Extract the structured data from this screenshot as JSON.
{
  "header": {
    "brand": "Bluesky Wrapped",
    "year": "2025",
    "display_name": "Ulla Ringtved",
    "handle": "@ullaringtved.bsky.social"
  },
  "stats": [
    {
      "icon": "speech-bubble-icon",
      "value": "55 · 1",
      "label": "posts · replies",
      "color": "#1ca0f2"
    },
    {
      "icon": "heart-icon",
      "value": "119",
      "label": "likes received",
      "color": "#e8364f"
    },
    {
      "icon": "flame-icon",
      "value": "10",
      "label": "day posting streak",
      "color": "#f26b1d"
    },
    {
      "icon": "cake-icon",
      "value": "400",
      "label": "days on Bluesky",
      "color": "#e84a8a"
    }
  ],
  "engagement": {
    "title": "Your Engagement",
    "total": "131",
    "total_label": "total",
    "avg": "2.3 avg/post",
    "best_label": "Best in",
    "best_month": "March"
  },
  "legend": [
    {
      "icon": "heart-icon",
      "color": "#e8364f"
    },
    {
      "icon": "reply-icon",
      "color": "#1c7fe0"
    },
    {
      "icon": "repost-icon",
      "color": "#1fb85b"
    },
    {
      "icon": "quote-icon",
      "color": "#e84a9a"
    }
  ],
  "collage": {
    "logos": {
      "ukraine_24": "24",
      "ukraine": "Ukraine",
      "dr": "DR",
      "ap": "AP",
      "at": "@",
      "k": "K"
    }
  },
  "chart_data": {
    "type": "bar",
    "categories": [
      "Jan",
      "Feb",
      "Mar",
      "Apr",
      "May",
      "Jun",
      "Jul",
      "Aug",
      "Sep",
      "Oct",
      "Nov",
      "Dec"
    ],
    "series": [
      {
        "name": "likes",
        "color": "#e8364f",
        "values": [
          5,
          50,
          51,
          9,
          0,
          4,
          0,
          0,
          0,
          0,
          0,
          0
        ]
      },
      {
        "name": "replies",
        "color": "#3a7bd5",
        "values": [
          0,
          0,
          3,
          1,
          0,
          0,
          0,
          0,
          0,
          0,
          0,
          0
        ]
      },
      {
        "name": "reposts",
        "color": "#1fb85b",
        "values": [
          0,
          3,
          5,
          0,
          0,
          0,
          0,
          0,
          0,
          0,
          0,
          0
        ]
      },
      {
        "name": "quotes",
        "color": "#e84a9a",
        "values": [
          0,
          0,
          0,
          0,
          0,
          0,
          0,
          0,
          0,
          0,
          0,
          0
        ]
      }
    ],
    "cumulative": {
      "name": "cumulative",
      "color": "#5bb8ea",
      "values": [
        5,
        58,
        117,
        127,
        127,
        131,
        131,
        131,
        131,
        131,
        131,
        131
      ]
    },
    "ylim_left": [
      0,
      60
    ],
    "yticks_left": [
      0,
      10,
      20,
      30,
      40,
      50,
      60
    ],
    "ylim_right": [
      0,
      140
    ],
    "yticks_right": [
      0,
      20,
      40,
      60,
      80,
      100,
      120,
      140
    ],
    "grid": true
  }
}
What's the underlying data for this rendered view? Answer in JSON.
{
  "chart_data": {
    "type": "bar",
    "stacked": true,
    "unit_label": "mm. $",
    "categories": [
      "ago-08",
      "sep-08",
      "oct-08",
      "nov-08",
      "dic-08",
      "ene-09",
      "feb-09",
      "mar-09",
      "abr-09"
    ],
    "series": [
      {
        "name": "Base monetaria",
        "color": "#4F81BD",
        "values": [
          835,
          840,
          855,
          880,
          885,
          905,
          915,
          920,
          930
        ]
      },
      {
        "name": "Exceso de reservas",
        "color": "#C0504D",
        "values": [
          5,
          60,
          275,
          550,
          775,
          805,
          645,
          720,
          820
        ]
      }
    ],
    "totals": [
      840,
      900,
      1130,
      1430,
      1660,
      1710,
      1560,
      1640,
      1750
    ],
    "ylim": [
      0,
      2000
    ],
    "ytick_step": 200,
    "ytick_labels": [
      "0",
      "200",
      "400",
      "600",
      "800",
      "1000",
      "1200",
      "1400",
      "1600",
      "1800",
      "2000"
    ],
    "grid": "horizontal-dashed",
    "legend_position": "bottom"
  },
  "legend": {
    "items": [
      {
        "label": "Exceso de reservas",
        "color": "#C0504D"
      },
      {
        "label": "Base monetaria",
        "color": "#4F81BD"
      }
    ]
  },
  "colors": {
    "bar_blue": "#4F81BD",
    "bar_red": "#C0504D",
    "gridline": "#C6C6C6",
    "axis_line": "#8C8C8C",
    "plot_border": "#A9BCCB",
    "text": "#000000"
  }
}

DO THIS
Restate each entry exactly, skipping none.

OUTPUT FOR THIS TASK
Extract the structured data from this screenshot as JSON.
{
  "header": {
    "brand": "Bluesky Wrapped",
    "year": "2025",
    "display_name": "Ulla Ringtved",
    "handle": "@ullaringtved.bsky.social"
  },
  "stats": [
    {
      "icon": "speech-bubble-icon",
      "value": "55 · 1",
      "label": "posts · replies",
      "color": "#1ca0f2"
    },
    {
      "icon": "heart-icon",
      "value": "119",
      "label": "likes received",
      "color": "#e8364f"
    },
    {
      "icon": "flame-icon",
      "value": "10",
      "label": "day posting streak",
      "color": "#f26b1d"
    },
    {
      "icon": "cake-icon",
      "value": "400",
      "label": "days on Bluesky",
      "color": "#e84a8a"
    }
  ],
  "engagement": {
    "title": "Your Engagement",
    "total": "131",
    "total_label": "total",
    "avg": "2.3 avg/post",
    "best_label": "Best in",
    "best_month": "March"
  },
  "legend": [
    {
      "icon": "heart-icon",
      "color": "#e8364f"
    },
    {
      "icon": "reply-icon",
      "color": "#1c7fe0"
    },
    {
      "icon": "repost-icon",
      "color": "#1fb85b"
    },
    {
      "icon": "quote-icon",
      "color": "#e84a9a"
    }
  ],
  "collage": {
    "logos": {
      "ukraine_24": "24",
      "ukraine": "Ukraine",
      "dr": "DR",
      "ap": "AP",
      "at": "@",
      "k": "K"
    }
  },
  "chart_data": {
    "type": "bar",
    "categories": [
      "Jan",
      "Feb",
      "Mar",
      "Apr",
      "May",
      "Jun",
      "Jul",
      "Aug",
      "Sep",
      "Oct",
      "Nov",
      "Dec"
    ],
    "series": [
      {
        "name": "likes",
        "color": "#e8364f",
        "values": [
          5,
          50,
          51,
          9,
          0,
          4,
          0,
          0,
          0,
          0,
          0,
          0
        ]
      },
      {
        "name": "replies",
        "color": "#3a7bd5",
        "values": [
          0,
          0,
          3,
          1,
          0,
          0,
          0,
          0,
          0,
          0,
          0,
          0
        ]
      },
      {
        "name": "reposts",
        "color": "#1fb85b",
        "values": [
          0,
          3,
          5,
          0,
          0,
          0,
          0,
          0,
          0,
          0,
          0,
          0
        ]
      },
      {
        "name": "quotes",
        "color": "#e84a9a",
        "values": [
          0,
          0,
          0,
          0,
          0,
          0,
          0,
          0,
          0,
          0,
          0,
          0
        ]
      }
    ],
    "cumulative": {
      "name": "cumulative",
      "color": "#5bb8ea",
      "values": [
        5,
        58,
        117,
        127,
        127,
        131,
        131,
        131,
        131,
        131,
        131,
        131
      ]
    },
    "ylim_left": [
      0,
      60
    ],
    "yticks_left": [
      0,
      10,
      20,
      30,
      40,
      50,
      60
    ],
    "ylim_right": [
      0,
      140
    ],
    "yticks_right": [
      0,
      20,
      40,
      60,
      80,
      100,
      120,
      140
    ],
    "grid": true
  }
}
What's the underlying data for this rendered view? Answer in JSON.
{
  "chart_data": {
    "type": "bar",
    "stacked": true,
    "unit_label": "mm. $",
    "categories": [
      "ago-08",
      "sep-08",
      "oct-08",
      "nov-08",
      "dic-08",
      "ene-09",
      "feb-09",
      "mar-09",
      "abr-09"
    ],
    "series": [
      {
        "name": "Base monetaria",
        "color": "#4F81BD",
        "values": [
          835,
          840,
          855,
          880,
          885,
          905,
          915,
          920,
          930
        ]
      },
      {
        "name": "Exceso de reservas",
        "color": "#C0504D",
        "values": [
          5,
          60,
          275,
          550,
          775,
          805,
          645,
          720,
          820
        ]
      }
    ],
    "totals": [
      840,
      900,
      1130,
      1430,
      1660,
      1710,
      1560,
      1640,
      1750
    ],
    "ylim": [
      0,
      2000
    ],
    "ytick_step": 200,
    "ytick_labels": [
      "0",
      "200",
      "400",
      "600",
      "800",
      "1000",
      "1200",
      "1400",
      "1600",
      "1800",
      "2000"
    ],
    "grid": "horizontal-dashed",
    "legend_position": "bottom"
  },
  "legend": {
    "items": [
      {
        "label": "Exceso de reservas",
        "color": "#C0504D"
      },
      {
        "label": "Base monetaria",
        "color": "#4F81BD"
      }
    ]
  },
  "colors": {
    "bar_blue": "#4F81BD",
    "bar_red": "#C0504D",
    "gridline": "#C6C6C6",
    "axis_line": "#8C8C8C",
    "plot_border": "#A9BCCB",
    "text": "#000000"
  }
}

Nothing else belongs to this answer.